>> Begin LISTED RECORDS

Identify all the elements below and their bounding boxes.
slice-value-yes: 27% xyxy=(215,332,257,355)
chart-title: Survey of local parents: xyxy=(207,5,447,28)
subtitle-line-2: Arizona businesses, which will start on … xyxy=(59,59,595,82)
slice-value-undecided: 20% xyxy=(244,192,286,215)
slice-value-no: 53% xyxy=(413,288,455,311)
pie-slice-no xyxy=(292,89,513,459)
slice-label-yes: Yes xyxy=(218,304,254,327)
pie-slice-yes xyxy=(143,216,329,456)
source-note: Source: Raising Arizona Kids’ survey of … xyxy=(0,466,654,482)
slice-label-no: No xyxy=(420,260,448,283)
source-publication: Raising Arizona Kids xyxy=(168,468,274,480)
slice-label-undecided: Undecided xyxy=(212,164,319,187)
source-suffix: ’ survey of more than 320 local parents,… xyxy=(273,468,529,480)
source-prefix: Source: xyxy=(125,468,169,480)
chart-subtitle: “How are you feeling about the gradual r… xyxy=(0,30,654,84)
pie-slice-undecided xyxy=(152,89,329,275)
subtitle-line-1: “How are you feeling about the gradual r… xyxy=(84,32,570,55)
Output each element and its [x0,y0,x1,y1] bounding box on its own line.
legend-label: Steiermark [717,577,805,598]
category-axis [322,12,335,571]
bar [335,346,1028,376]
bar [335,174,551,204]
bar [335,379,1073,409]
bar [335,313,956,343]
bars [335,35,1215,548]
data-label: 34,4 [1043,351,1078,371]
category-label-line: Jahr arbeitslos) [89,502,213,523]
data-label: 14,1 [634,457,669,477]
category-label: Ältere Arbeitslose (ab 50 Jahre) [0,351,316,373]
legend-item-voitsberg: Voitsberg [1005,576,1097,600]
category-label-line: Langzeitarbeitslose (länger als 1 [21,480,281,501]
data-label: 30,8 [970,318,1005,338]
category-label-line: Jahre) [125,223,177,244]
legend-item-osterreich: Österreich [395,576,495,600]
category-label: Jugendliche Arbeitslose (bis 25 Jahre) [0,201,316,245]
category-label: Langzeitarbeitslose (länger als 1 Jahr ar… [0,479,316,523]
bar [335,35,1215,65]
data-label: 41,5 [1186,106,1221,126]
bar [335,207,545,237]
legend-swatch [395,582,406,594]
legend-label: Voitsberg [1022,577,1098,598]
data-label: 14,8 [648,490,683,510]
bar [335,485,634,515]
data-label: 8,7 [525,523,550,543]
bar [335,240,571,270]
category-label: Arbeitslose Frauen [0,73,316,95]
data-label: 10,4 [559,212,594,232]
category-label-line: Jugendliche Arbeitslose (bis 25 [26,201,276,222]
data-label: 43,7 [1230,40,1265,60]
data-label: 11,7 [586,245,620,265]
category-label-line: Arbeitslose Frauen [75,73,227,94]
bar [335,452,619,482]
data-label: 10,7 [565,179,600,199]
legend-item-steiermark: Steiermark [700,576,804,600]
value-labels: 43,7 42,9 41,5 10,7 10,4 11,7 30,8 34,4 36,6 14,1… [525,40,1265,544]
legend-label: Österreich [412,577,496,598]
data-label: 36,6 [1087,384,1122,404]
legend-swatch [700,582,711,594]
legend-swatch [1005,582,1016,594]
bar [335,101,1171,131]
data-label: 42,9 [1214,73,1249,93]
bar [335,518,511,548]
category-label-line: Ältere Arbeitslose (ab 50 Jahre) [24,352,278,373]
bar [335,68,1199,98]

>> End LISTED RECORDS

WHAT YOU NEED TO DO
Reproduce all of the entries above, changing every "legend-swatch" to "legend-marker" and leaving everything else as it is.

EXPECTED OUTPUT
Identify all the elements below and their bounding boxes.
slice-value-yes: 27% xyxy=(215,332,257,355)
chart-title: Survey of local parents: xyxy=(207,5,447,28)
subtitle-line-2: Arizona businesses, which will start on … xyxy=(59,59,595,82)
slice-value-undecided: 20% xyxy=(244,192,286,215)
slice-value-no: 53% xyxy=(413,288,455,311)
pie-slice-no xyxy=(292,89,513,459)
slice-label-yes: Yes xyxy=(218,304,254,327)
pie-slice-yes xyxy=(143,216,329,456)
source-note: Source: Raising Arizona Kids’ survey of … xyxy=(0,466,654,482)
slice-label-no: No xyxy=(420,260,448,283)
source-publication: Raising Arizona Kids xyxy=(168,468,274,480)
slice-label-undecided: Undecided xyxy=(212,164,319,187)
source-suffix: ’ survey of more than 320 local parents,… xyxy=(273,468,529,480)
source-prefix: Source: xyxy=(125,468,169,480)
chart-subtitle: “How are you feeling about the gradual r… xyxy=(0,30,654,84)
pie-slice-undecided xyxy=(152,89,329,275)
subtitle-line-1: “How are you feeling about the gradual r… xyxy=(84,32,570,55)
Output each element and its [x0,y0,x1,y1] bounding box on its own line.
legend-label: Steiermark [717,577,805,598]
category-axis [322,12,335,571]
bar [335,346,1028,376]
bar [335,174,551,204]
bar [335,379,1073,409]
bar [335,313,956,343]
bars [335,35,1215,548]
data-label: 34,4 [1043,351,1078,371]
category-label-line: Jahr arbeitslos) [89,502,213,523]
data-label: 14,1 [634,457,669,477]
category-label: Ältere Arbeitslose (ab 50 Jahre) [0,351,316,373]
legend-item-voitsberg: Voitsberg [1005,576,1097,600]
category-label-line: Langzeitarbeitslose (länger als 1 [21,480,281,501]
data-label: 30,8 [970,318,1005,338]
category-label-line: Jahre) [125,223,177,244]
legend-item-osterreich: Österreich [395,576,495,600]
category-label: Jugendliche Arbeitslose (bis 25 Jahre) [0,201,316,245]
category-label: Langzeitarbeitslose (länger als 1 Jahr ar… [0,479,316,523]
bar [335,35,1215,65]
data-label: 41,5 [1186,106,1221,126]
bar [335,207,545,237]
legend-marker [395,582,406,594]
legend-label: Voitsberg [1022,577,1098,598]
data-label: 14,8 [648,490,683,510]
bar [335,485,634,515]
data-label: 8,7 [525,523,550,543]
bar [335,240,571,270]
category-label: Arbeitslose Frauen [0,73,316,95]
data-label: 10,4 [559,212,594,232]
category-label-line: Jugendliche Arbeitslose (bis 25 [26,201,276,222]
data-label: 43,7 [1230,40,1265,60]
data-label: 11,7 [586,245,620,265]
category-label-line: Arbeitslose Frauen [75,73,227,94]
bar [335,452,619,482]
data-label: 10,7 [565,179,600,199]
legend-item-steiermark: Steiermark [700,576,804,600]
value-labels: 43,7 42,9 41,5 10,7 10,4 11,7 30,8 34,4 36,6 14,1… [525,40,1265,544]
legend-label: Österreich [412,577,496,598]
data-label: 36,6 [1087,384,1122,404]
legend-marker [700,582,711,594]
legend-marker [1005,582,1016,594]
bar [335,101,1171,131]
data-label: 42,9 [1214,73,1249,93]
bar [335,518,511,548]
category-label-line: Ältere Arbeitslose (ab 50 Jahre) [24,352,278,373]
bar [335,68,1199,98]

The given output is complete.